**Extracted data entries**
• • • •
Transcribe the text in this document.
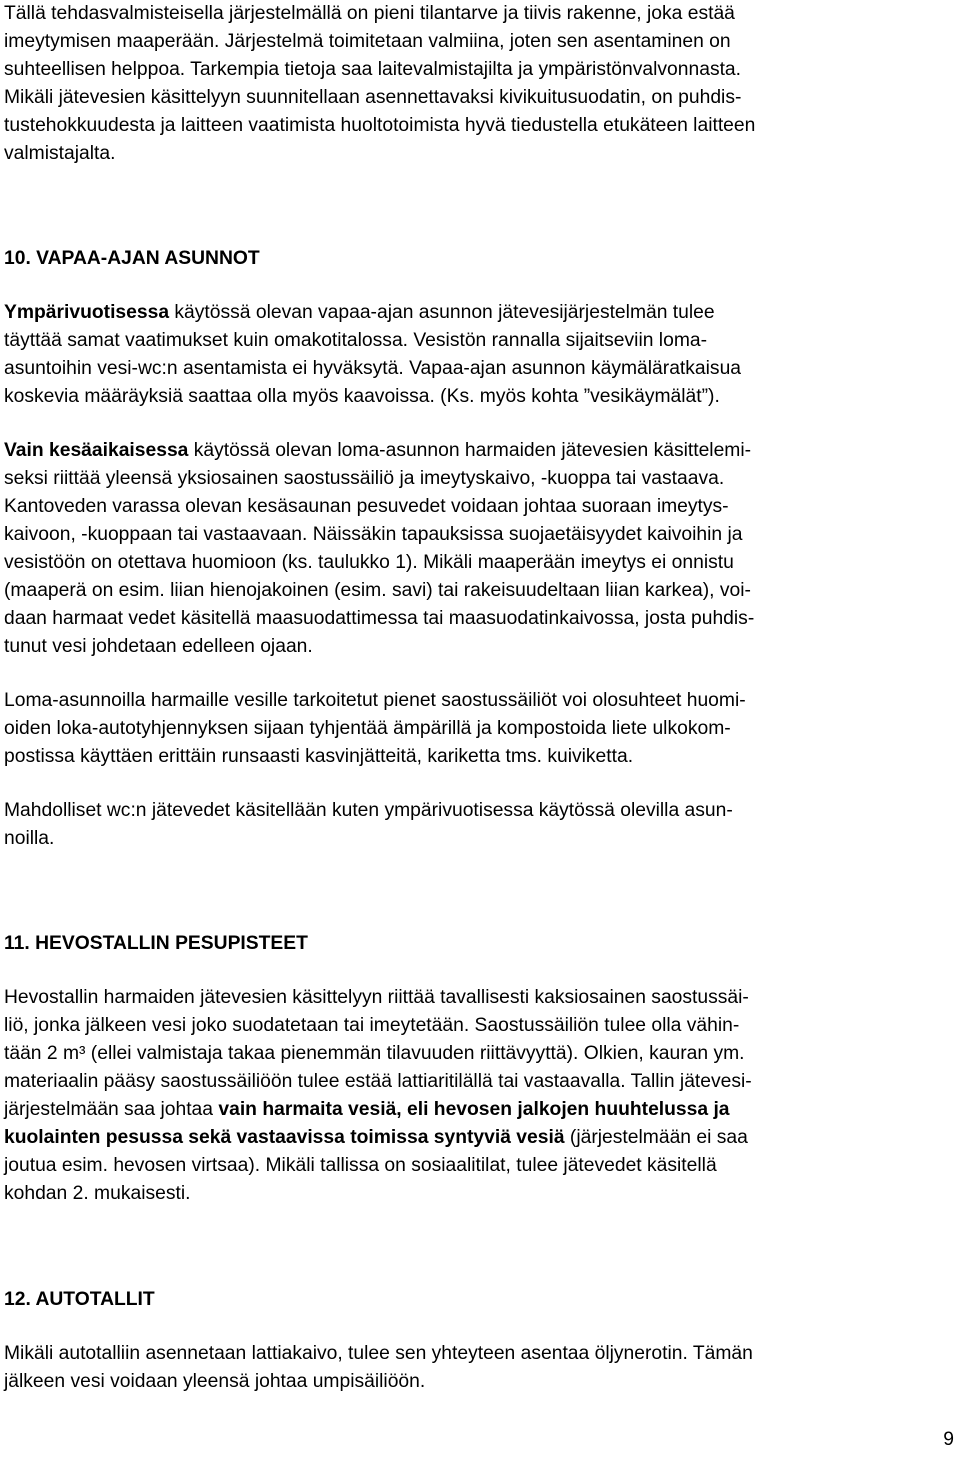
Tällä tehdasvalmisteisella järjestelmällä on pieni tilantarve ja tiivis rakenne, joka estää
imeytymisen maaperään. Järjestelmä toimitetaan valmiina, joten sen asentaminen on
suhteellisen helppoa. Tarkempia tietoja saa laitevalmistajilta ja ympäristönvalvonnasta.
Mikäli jätevesien käsittelyyn suunnitellaan asennettavaksi kivikuitusuodatin, on puhdis-
tustehokkuudesta ja laitteen vaatimista huoltotoimista hyvä tiedustella etukäteen laitteen
valmistajalta.
10. VAPAA-AJAN ASUNNOT
Ympärivuotisessa käytössä olevan vapaa-ajan asunnon jätevesijärjestelmän tulee
täyttää samat vaatimukset kuin omakotitalossa. Vesistön rannalla sijaitseviin loma-
asuntoihin vesi-wc:n asentamista ei hyväksytä. Vapaa-ajan asunnon käymäläratkaisua
koskevia määräyksiä saattaa olla myös kaavoissa. (Ks. myös kohta ”vesikäymälät”).
Vain kesäaikaisessa käytössä olevan loma-asunnon harmaiden jätevesien käsittelemi-
seksi riittää yleensä yksiosainen saostussäiliö ja imeytyskaivo, -kuoppa tai vastaava.
Kantoveden varassa olevan kesäsaunan pesuvedet voidaan johtaa suoraan imeytys-
kaivoon, -kuoppaan tai vastaavaan. Näissäkin tapauksissa suojaetäisyydet kaivoihin ja
vesistöön on otettava huomioon (ks. taulukko 1). Mikäli maaperään imeytys ei onnistu
(maaperä on esim. liian hienojakoinen (esim. savi) tai rakeisuudeltaan liian karkea), voi-
daan harmaat vedet käsitellä maasuodattimessa tai maasuodatinkaivossa, josta puhdis-
tunut vesi johdetaan edelleen ojaan.
Loma-asunnoilla harmaille vesille tarkoitetut pienet saostussäiliöt voi olosuhteet huomi-
oiden loka-autotyhjennyksen sijaan tyhjentää ämpärillä ja kompostoida liete ulkokom-
postissa käyttäen erittäin runsaasti kasvinjätteitä, kariketta tms. kuiviketta.
Mahdolliset wc:n jätevedet käsitellään kuten ympärivuotisessa käytössä olevilla asun-
noilla.
11. HEVOSTALLIN PESUPISTEET
Hevostallin harmaiden jätevesien käsittelyyn riittää tavallisesti kaksiosainen saostussäi-
liö, jonka jälkeen vesi joko suodatetaan tai imeytetään. Saostussäiliön tulee olla vähin-
tään 2 m³ (ellei valmistaja takaa pienemmän tilavuuden riittävyyttä). Olkien, kauran ym.
materiaalin pääsy saostussäiliöön tulee estää lattiaritilällä tai vastaavalla. Tallin jätevesi-
järjestelmään saa johtaa vain harmaita vesiä, eli hevosen jalkojen huuhtelussa ja
kuolainten pesussa sekä vastaavissa toimissa syntyviä vesiä (järjestelmään ei saa
joutua esim. hevosen virtsaa). Mikäli tallissa on sosiaalitilat, tulee jätevedet käsitellä
kohdan 2. mukaisesti.
12. AUTOTALLIT
Mikäli autotalliin asennetaan lattiakaivo, tulee sen yhteyteen asentaa öljynerotin. Tämän
jälkeen vesi voidaan yleensä johtaa umpisäiliöön.
9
• • • •
**Request**
Answer with a single number: the count of lines holding the word "asunnon".

**The result**
3